[BEGIN INPUT FOR THIS TASK]
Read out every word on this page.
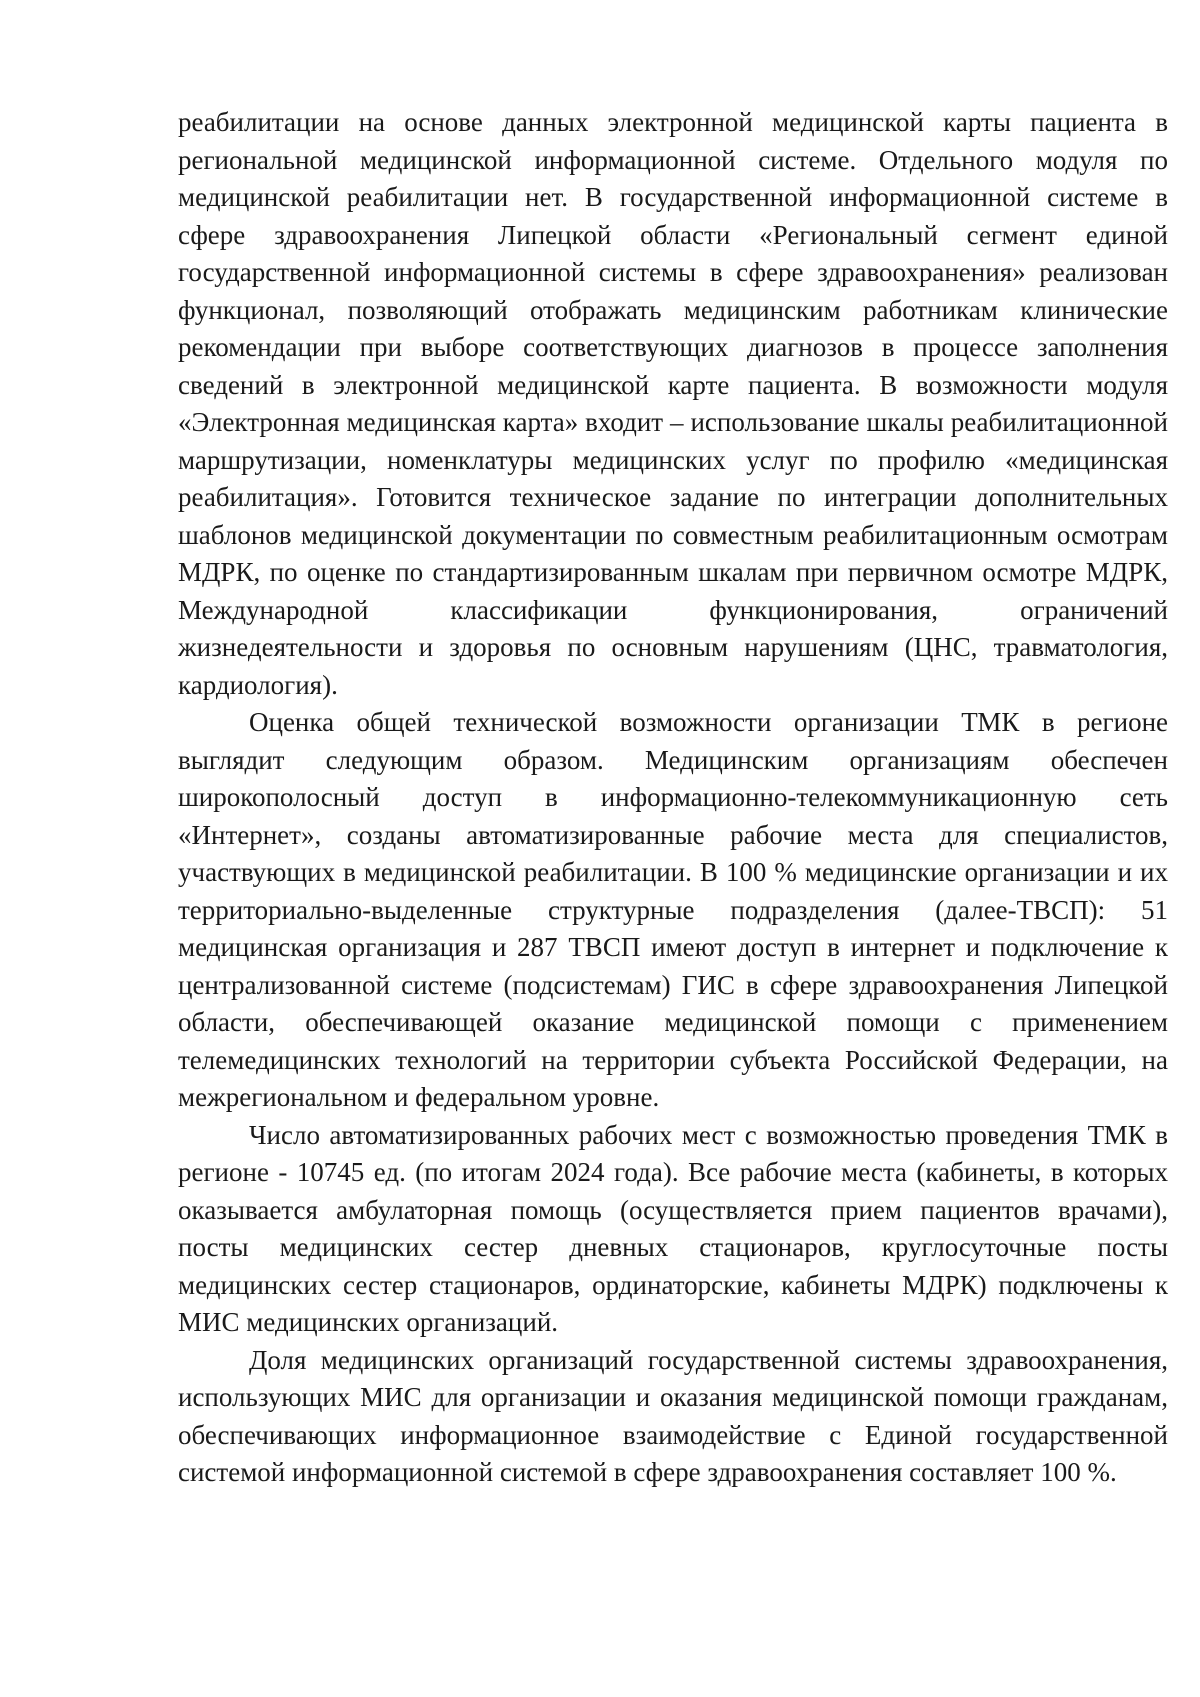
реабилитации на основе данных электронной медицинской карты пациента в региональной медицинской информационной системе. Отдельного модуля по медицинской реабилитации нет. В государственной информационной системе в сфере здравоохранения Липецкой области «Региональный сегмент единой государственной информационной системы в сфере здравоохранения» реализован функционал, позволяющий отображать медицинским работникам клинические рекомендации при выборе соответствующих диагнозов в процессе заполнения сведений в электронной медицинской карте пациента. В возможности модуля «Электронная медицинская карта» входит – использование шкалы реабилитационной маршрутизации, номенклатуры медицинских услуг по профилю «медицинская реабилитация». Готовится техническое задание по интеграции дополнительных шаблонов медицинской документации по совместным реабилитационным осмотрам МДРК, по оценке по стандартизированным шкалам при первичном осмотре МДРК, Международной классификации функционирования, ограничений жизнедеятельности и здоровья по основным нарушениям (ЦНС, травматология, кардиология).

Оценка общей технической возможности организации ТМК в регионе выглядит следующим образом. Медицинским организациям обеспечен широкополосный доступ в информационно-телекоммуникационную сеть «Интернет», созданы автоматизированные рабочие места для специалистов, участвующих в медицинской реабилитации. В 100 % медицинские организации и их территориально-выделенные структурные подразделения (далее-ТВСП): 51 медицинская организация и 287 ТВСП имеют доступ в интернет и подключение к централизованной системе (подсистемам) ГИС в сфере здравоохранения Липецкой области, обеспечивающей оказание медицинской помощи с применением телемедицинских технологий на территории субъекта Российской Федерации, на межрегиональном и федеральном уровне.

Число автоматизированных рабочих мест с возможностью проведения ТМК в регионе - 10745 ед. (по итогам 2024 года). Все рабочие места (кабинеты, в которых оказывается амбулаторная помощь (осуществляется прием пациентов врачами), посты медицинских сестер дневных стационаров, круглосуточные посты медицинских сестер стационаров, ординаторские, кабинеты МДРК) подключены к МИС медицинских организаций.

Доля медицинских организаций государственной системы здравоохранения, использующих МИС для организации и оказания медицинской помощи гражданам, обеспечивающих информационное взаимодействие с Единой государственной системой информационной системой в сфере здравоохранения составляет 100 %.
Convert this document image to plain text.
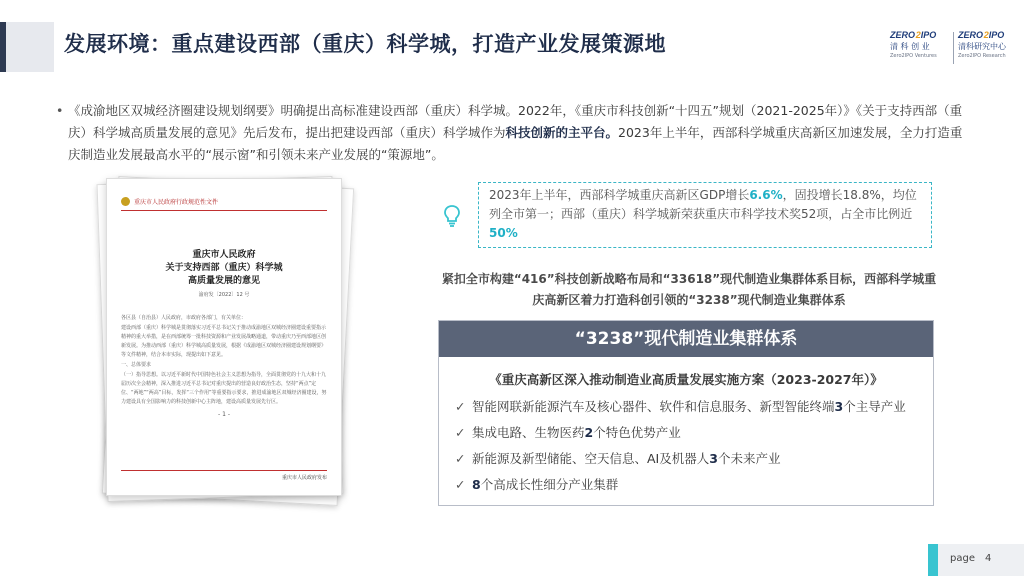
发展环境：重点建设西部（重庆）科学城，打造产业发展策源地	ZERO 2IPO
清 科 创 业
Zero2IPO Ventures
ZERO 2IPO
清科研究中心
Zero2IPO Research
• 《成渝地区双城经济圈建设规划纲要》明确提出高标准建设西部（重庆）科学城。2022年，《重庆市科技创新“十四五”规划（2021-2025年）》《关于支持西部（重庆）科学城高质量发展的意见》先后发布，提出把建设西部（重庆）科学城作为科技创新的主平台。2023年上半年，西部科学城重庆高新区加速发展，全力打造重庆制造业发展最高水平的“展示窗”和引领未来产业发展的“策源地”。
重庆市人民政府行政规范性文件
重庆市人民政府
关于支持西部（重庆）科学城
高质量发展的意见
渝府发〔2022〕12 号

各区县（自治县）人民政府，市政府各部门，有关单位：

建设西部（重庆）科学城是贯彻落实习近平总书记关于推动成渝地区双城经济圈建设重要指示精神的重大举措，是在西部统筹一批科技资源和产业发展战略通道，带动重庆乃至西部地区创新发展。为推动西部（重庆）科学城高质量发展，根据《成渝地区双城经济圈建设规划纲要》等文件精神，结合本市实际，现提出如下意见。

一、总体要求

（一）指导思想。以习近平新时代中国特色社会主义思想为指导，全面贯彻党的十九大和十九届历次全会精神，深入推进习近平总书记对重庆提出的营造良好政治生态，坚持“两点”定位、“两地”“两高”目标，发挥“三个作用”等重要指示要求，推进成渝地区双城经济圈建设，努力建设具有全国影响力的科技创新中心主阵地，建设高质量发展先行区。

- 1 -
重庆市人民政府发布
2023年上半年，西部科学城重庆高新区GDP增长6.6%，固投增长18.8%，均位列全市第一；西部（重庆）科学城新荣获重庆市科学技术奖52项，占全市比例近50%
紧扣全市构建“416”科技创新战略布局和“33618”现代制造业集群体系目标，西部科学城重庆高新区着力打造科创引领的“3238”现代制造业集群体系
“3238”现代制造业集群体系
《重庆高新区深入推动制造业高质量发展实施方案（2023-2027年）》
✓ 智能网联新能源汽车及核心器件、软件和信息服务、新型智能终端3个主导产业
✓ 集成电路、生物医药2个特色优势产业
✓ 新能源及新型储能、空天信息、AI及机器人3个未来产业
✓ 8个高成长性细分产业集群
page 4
[END INPUT FOR THIS TASK]
**WHAT IS NEEDED**
Lines that include the word "информационной" are to be extracted from the data above.

**ANSWER TO THE TASK**
реабилитации на основе данных электронной медицинской карты пациента в региональной медицинской информационной системе. Отдельного модуля по медицинской реабилитации нет. В государственной информационной системе в сфере здравоохранения Липецкой области «Региональный сегмент единой государственной информационной системы в сфере здравоохранения» реализован функционал, позволяющий отображать медицинским работникам клинические рекомендации при выборе соответствующих диагнозов в процессе заполнения сведений в электронной медицинской карте пациента. В возможности модуля «Электронная медицинская карта» входит – использование шкалы реабилитационной маршрутизации, номенклатуры медицинских услуг по профилю «медицинская реабилитация». Готовится техническое задание по интеграции дополнительных шаблонов медицинской документации по совместным реабилитационным осмотрам МДРК, по оценке по стандартизированным шкалам при первичном осмотре МДРК, Международной классификации функционирования, ограничений жизнедеятельности и здоровья по основным нарушениям (ЦНС, травматология, кардиология).
Доля медицинских организаций государственной системы здравоохранения, использующих МИС для организации и оказания медицинской помощи гражданам, обеспечивающих информационное взаимодействие с Единой государственной системой информационной системой в сфере здравоохранения составляет 100 %.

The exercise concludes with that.